EXERCISE INPUT:
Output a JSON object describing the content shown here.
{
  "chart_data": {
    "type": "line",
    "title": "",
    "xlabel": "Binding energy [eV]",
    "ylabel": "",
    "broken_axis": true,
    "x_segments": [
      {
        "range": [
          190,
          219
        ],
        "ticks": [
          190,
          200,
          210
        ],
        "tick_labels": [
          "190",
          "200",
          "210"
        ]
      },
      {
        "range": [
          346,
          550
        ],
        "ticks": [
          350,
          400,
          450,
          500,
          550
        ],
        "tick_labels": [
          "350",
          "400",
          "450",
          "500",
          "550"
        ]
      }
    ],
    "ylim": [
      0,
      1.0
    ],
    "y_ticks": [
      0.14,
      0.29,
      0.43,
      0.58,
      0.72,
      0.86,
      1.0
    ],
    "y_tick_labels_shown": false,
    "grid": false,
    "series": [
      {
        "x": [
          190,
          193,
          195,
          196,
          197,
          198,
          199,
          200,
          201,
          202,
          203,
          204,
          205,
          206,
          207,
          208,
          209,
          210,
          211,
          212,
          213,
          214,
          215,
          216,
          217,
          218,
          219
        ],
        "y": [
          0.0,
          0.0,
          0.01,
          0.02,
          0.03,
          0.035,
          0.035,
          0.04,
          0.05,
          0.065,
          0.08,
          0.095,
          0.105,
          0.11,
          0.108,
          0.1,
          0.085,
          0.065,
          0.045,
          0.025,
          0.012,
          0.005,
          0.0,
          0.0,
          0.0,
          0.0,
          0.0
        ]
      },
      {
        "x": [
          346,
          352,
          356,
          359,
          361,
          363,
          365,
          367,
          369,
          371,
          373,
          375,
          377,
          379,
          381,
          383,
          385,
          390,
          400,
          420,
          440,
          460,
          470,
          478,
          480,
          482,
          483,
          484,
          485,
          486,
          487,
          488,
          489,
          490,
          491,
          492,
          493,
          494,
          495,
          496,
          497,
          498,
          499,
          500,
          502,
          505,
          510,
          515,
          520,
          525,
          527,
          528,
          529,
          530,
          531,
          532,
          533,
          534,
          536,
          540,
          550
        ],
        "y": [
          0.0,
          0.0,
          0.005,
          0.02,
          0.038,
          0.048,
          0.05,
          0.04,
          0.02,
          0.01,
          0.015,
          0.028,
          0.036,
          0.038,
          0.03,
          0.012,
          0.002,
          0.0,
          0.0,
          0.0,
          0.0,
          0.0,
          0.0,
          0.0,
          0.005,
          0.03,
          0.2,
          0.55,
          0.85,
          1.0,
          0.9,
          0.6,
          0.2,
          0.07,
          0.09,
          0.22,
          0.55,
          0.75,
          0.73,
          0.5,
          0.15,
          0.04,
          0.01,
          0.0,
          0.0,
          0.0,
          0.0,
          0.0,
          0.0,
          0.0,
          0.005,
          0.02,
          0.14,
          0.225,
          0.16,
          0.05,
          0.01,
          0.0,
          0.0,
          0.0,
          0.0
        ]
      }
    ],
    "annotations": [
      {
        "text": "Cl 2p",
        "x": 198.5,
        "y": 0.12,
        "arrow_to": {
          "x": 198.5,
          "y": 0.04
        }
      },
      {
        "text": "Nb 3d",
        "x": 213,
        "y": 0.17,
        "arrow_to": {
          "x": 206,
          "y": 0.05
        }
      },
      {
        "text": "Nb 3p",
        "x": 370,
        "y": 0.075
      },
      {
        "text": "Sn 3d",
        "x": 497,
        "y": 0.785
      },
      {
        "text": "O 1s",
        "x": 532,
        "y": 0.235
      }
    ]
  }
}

WHAT IS NEEDED: Copy every line exactly. Leave nothing out.

WRITTEN REPLY:
Output a JSON object describing the content shown here.
{
  "chart_data": {
    "type": "line",
    "title": "",
    "xlabel": "Binding energy [eV]",
    "ylabel": "",
    "broken_axis": true,
    "x_segments": [
      {
        "range": [
          190,
          219
        ],
        "ticks": [
          190,
          200,
          210
        ],
        "tick_labels": [
          "190",
          "200",
          "210"
        ]
      },
      {
        "range": [
          346,
          550
        ],
        "ticks": [
          350,
          400,
          450,
          500,
          550
        ],
        "tick_labels": [
          "350",
          "400",
          "450",
          "500",
          "550"
        ]
      }
    ],
    "ylim": [
      0,
      1.0
    ],
    "y_ticks": [
      0.14,
      0.29,
      0.43,
      0.58,
      0.72,
      0.86,
      1.0
    ],
    "y_tick_labels_shown": false,
    "grid": false,
    "series": [
      {
        "x": [
          190,
          193,
          195,
          196,
          197,
          198,
          199,
          200,
          201,
          202,
          203,
          204,
          205,
          206,
          207,
          208,
          209,
          210,
          211,
          212,
          213,
          214,
          215,
          216,
          217,
          218,
          219
        ],
        "y": [
          0.0,
          0.0,
          0.01,
          0.02,
          0.03,
          0.035,
          0.035,
          0.04,
          0.05,
          0.065,
          0.08,
          0.095,
          0.105,
          0.11,
          0.108,
          0.1,
          0.085,
          0.065,
          0.045,
          0.025,
          0.012,
          0.005,
          0.0,
          0.0,
          0.0,
          0.0,
          0.0
        ]
      },
      {
        "x": [
          346,
          352,
          356,
          359,
          361,
          363,
          365,
          367,
          369,
          371,
          373,
          375,
          377,
          379,
          381,
          383,
          385,
          390,
          400,
          420,
          440,
          460,
          470,
          478,
          480,
          482,
          483,
          484,
          485,
          486,
          487,
          488,
          489,
          490,
          491,
          492,
          493,
          494,
          495,
          496,
          497,
          498,
          499,
          500,
          502,
          505,
          510,
          515,
          520,
          525,
          527,
          528,
          529,
          530,
          531,
          532,
          533,
          534,
          536,
          540,
          550
        ],
        "y": [
          0.0,
          0.0,
          0.005,
          0.02,
          0.038,
          0.048,
          0.05,
          0.04,
          0.02,
          0.01,
          0.015,
          0.028,
          0.036,
          0.038,
          0.03,
          0.012,
          0.002,
          0.0,
          0.0,
          0.0,
          0.0,
          0.0,
          0.0,
          0.0,
          0.005,
          0.03,
          0.2,
          0.55,
          0.85,
          1.0,
          0.9,
          0.6,
          0.2,
          0.07,
          0.09,
          0.22,
          0.55,
          0.75,
          0.73,
          0.5,
          0.15,
          0.04,
          0.01,
          0.0,
          0.0,
          0.0,
          0.0,
          0.0,
          0.0,
          0.0,
          0.005,
          0.02,
          0.14,
          0.225,
          0.16,
          0.05,
          0.01,
          0.0,
          0.0,
          0.0,
          0.0
        ]
      }
    ],
    "annotations": [
      {
        "text": "Cl 2p",
        "x": 198.5,
        "y": 0.12,
        "arrow_to": {
          "x": 198.5,
          "y": 0.04
        }
      },
      {
        "text": "Nb 3d",
        "x": 213,
        "y": 0.17,
        "arrow_to": {
          "x": 206,
          "y": 0.05
        }
      },
      {
        "text": "Nb 3p",
        "x": 370,
        "y": 0.075
      },
      {
        "text": "Sn 3d",
        "x": 497,
        "y": 0.785
      },
      {
        "text": "O 1s",
        "x": 532,
        "y": 0.235
      }
    ]
  }
}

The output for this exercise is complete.